- Exercise requirements -
Skip every picture and transcribe the remaining material exactly.

◆ ◆ ◆ ◆ ◆

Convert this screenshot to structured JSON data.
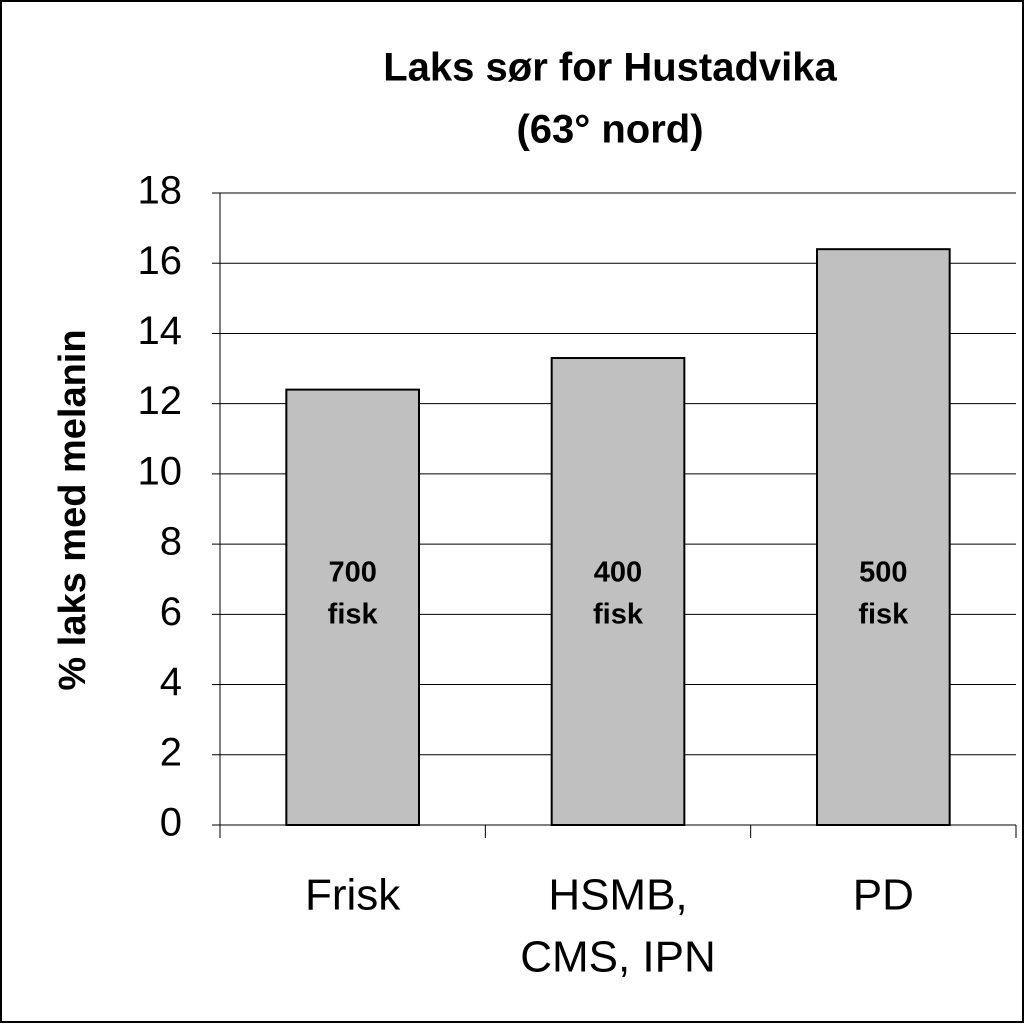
{
  "chart_data": {
    "type": "bar",
    "title": [
      "Laks sør for Hustadvika",
      "(63° nord)"
    ],
    "y_label": "% laks med melanin",
    "categories": [
      [
        "Frisk"
      ],
      [
        "HSMB,",
        "CMS, IPN"
      ],
      [
        "PD"
      ]
    ],
    "values": [
      12.4,
      13.3,
      16.4
    ],
    "annotations": [
      [
        "700",
        "fisk"
      ],
      [
        "400",
        "fisk"
      ],
      [
        "500",
        "fisk"
      ]
    ],
    "color": "#c0c0c0",
    "ylim": [
      0,
      18
    ],
    "yticks": [
      0,
      2,
      4,
      6,
      8,
      10,
      12,
      14,
      16,
      18
    ],
    "grid": true
  }
}
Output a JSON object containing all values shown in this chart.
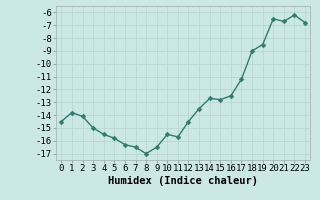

◆ ◆ ◆ ◆ ◆

- Result below -
Convert this screenshot to structured JSON data.
{
  "chart_data": {
    "type": "bar",
    "title": [
      "Laks sør for Hustadvika",
      "(63° nord)"
    ],
    "y_label": "% laks med melanin",
    "categories": [
      [
        "Frisk"
      ],
      [
        "HSMB,",
        "CMS, IPN"
      ],
      [
        "PD"
      ]
    ],
    "values": [
      12.4,
      13.3,
      16.4
    ],
    "annotations": [
      [
        "700",
        "fisk"
      ],
      [
        "400",
        "fisk"
      ],
      [
        "500",
        "fisk"
      ]
    ],
    "color": "#c0c0c0",
    "ylim": [
      0,
      18
    ],
    "yticks": [
      0,
      2,
      4,
      6,
      8,
      10,
      12,
      14,
      16,
      18
    ],
    "grid": true
  }
}
Output a JSON object containing all values shown in this chart.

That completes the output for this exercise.